*Input for this task*.
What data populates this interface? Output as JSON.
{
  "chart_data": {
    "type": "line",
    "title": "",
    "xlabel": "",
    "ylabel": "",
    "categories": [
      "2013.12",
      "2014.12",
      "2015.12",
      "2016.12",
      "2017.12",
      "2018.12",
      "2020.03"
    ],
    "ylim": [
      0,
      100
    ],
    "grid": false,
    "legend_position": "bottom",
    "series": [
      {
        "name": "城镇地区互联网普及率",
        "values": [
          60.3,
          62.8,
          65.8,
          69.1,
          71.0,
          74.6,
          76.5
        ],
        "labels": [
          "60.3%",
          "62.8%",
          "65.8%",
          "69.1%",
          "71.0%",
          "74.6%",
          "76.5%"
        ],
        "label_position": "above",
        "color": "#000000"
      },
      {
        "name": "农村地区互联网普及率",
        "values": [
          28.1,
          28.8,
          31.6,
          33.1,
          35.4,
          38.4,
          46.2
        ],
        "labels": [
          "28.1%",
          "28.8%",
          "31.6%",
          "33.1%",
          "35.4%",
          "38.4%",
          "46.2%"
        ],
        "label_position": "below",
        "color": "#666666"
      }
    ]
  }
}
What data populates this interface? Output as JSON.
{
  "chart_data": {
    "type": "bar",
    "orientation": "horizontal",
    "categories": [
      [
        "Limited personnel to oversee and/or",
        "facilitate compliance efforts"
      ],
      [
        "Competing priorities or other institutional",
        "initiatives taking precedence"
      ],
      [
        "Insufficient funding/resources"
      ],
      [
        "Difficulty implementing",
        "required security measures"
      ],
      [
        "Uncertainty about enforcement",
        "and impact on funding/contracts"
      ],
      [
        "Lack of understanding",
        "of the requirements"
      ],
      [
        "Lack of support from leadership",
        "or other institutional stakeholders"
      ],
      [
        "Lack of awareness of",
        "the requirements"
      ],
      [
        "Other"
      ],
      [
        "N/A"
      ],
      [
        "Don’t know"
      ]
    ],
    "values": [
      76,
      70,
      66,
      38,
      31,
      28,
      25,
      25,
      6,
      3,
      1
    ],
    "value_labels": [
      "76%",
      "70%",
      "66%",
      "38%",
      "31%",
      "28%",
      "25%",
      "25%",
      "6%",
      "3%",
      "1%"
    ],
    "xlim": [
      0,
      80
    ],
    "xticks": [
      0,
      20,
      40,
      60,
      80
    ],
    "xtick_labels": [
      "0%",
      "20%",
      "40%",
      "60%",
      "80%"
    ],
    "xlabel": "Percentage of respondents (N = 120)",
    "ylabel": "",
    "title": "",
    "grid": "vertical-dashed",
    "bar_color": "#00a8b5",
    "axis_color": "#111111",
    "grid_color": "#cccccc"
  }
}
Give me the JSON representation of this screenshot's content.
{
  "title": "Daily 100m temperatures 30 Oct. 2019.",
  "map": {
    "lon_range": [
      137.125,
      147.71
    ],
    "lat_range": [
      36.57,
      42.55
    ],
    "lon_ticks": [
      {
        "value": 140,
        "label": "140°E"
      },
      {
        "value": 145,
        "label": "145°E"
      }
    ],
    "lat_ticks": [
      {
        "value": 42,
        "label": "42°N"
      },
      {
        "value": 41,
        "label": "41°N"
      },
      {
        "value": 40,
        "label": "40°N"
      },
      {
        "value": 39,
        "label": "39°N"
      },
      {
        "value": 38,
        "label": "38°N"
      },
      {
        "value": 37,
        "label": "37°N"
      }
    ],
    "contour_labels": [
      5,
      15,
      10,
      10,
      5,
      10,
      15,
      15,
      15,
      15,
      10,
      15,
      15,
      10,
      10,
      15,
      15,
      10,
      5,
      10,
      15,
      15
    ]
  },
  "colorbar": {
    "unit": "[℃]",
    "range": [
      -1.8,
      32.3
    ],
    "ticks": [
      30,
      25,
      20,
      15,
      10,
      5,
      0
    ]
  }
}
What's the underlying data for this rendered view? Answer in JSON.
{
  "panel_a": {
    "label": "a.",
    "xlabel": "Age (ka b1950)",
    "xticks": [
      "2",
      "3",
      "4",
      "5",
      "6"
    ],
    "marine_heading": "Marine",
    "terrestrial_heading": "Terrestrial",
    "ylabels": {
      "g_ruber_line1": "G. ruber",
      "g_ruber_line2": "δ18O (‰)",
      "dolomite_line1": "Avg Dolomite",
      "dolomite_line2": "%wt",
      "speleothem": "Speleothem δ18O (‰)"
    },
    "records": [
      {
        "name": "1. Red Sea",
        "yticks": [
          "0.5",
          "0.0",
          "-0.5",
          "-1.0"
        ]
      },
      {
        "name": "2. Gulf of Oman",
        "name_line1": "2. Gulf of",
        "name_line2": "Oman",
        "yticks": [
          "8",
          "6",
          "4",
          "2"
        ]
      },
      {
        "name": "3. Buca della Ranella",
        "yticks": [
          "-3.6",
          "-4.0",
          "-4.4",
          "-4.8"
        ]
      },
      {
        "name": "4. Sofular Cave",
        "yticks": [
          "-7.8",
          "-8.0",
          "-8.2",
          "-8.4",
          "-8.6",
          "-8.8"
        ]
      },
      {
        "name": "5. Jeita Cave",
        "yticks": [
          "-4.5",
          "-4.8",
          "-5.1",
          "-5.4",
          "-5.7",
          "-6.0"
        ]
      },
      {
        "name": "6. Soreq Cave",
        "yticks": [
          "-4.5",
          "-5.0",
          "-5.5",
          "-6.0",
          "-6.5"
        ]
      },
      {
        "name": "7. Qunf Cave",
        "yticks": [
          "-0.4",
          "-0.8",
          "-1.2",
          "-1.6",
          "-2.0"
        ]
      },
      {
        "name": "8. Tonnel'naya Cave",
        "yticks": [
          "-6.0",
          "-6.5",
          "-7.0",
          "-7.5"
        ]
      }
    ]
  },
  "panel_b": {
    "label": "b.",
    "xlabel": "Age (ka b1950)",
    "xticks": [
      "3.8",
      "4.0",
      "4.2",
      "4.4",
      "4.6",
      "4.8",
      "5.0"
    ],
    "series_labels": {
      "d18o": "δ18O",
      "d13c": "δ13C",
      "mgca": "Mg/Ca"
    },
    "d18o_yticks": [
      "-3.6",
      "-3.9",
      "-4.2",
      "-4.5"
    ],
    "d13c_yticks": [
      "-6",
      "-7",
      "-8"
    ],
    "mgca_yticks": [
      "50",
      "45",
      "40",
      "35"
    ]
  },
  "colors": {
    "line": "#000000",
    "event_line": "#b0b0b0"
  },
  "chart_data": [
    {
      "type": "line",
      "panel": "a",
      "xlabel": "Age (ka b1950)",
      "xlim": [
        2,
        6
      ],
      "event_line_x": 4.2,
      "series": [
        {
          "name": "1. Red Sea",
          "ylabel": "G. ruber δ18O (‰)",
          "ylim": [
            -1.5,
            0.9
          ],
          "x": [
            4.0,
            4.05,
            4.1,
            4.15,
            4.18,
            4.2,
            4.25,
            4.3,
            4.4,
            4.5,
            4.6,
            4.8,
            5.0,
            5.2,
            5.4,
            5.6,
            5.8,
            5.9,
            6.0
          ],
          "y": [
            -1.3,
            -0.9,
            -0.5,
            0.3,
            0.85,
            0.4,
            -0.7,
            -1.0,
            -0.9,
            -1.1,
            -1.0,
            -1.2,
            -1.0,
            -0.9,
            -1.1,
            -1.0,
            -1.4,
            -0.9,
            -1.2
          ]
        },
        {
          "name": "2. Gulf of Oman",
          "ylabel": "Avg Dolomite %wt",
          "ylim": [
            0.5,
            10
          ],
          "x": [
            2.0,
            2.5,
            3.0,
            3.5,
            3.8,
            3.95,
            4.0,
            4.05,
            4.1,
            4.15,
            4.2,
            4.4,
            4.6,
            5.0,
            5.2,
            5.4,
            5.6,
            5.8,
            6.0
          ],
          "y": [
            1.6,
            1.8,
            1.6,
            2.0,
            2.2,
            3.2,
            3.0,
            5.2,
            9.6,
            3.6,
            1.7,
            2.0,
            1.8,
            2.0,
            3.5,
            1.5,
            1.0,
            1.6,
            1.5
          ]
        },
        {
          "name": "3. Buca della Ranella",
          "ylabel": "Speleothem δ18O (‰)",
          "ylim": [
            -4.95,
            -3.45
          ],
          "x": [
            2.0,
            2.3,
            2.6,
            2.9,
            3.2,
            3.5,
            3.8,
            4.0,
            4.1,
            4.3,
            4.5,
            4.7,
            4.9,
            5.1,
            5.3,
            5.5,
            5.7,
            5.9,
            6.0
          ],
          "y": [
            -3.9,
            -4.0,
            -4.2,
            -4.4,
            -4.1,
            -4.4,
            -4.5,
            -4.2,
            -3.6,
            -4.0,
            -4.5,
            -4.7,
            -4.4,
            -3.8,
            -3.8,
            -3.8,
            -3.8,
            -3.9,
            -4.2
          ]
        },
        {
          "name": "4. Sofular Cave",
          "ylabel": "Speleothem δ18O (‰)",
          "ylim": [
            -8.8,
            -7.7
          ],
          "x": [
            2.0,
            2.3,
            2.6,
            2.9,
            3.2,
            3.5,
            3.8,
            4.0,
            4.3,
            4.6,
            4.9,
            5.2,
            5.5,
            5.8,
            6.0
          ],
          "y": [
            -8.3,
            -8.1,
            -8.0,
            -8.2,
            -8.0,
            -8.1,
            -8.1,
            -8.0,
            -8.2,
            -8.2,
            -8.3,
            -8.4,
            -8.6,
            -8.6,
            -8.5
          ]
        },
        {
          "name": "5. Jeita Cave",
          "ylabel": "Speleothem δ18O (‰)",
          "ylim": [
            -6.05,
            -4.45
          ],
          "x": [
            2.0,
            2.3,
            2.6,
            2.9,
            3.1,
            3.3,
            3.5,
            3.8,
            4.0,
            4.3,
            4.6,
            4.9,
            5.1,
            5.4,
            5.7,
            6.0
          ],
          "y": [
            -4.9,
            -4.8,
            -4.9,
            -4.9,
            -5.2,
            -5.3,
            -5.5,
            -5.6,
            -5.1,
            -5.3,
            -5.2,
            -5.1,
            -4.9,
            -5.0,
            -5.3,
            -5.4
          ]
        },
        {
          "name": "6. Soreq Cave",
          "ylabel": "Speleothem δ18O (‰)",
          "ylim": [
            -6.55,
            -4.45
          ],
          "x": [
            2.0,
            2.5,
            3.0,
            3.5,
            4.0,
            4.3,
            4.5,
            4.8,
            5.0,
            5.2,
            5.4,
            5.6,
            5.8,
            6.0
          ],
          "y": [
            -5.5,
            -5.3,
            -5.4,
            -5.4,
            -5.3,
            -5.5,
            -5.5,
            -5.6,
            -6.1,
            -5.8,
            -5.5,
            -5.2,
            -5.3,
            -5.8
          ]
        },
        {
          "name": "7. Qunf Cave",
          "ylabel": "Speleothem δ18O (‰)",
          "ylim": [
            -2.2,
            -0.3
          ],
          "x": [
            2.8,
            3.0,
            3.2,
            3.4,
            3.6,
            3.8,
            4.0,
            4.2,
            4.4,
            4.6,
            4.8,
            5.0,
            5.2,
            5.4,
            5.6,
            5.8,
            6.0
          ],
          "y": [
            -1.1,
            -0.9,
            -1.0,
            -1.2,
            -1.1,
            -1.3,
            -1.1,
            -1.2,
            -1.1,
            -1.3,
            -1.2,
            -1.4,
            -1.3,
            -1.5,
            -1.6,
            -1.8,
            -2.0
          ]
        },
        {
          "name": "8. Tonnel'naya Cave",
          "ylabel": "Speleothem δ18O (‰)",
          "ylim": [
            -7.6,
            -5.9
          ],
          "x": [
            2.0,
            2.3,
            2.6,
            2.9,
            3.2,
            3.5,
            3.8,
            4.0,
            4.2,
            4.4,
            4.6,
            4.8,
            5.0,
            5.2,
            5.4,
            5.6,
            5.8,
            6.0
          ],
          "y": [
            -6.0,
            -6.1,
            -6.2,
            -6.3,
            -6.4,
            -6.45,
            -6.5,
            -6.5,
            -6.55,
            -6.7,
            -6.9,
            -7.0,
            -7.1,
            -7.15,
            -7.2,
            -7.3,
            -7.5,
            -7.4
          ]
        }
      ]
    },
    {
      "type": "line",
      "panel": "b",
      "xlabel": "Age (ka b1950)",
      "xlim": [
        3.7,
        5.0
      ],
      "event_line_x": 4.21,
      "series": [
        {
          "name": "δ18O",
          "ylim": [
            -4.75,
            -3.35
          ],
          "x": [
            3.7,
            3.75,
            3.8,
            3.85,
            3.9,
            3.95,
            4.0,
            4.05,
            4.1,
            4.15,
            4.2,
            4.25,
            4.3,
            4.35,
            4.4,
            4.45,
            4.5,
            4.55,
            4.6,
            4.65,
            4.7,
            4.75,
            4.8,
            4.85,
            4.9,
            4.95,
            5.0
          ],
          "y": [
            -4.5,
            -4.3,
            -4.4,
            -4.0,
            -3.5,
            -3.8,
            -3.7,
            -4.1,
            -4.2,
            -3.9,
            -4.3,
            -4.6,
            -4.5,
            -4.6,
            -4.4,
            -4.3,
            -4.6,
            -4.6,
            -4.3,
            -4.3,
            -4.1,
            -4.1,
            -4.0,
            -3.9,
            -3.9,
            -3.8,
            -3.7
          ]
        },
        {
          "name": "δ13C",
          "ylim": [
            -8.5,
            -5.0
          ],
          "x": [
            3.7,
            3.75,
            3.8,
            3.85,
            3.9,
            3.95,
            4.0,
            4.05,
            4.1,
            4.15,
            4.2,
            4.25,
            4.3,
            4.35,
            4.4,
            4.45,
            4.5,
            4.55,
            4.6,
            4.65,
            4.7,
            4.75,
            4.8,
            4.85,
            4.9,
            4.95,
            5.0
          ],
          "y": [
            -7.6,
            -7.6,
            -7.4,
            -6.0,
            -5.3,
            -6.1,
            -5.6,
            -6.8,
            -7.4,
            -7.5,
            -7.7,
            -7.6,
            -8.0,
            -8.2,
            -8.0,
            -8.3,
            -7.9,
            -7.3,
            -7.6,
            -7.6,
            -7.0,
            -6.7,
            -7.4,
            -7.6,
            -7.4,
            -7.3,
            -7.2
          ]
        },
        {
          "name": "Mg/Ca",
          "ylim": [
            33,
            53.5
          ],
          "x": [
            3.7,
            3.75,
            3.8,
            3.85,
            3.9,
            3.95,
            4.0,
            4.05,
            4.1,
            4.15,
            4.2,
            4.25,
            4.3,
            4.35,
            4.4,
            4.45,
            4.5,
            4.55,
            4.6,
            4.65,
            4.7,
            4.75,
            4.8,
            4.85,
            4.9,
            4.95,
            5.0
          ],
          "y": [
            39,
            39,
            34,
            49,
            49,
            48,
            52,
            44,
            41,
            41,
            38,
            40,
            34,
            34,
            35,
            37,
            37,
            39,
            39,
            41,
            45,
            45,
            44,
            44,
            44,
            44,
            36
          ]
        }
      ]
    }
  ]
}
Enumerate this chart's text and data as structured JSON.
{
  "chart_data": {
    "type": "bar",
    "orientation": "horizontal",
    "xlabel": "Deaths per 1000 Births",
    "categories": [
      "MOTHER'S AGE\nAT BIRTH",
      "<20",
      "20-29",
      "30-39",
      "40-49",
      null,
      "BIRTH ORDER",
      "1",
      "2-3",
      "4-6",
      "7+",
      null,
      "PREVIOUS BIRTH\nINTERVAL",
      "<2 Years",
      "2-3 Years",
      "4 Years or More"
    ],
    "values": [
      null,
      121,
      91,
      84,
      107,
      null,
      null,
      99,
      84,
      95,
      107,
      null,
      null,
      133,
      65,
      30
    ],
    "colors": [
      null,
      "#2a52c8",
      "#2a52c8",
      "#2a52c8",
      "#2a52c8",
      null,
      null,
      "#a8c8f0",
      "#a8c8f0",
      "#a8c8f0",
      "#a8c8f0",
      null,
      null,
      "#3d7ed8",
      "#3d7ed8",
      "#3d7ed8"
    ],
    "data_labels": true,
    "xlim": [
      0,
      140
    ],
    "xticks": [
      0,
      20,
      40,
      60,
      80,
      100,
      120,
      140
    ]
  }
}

*Task details*. Find how many lines in the listing hold "Gulf", and reply with that number only.

*Correct result*. 3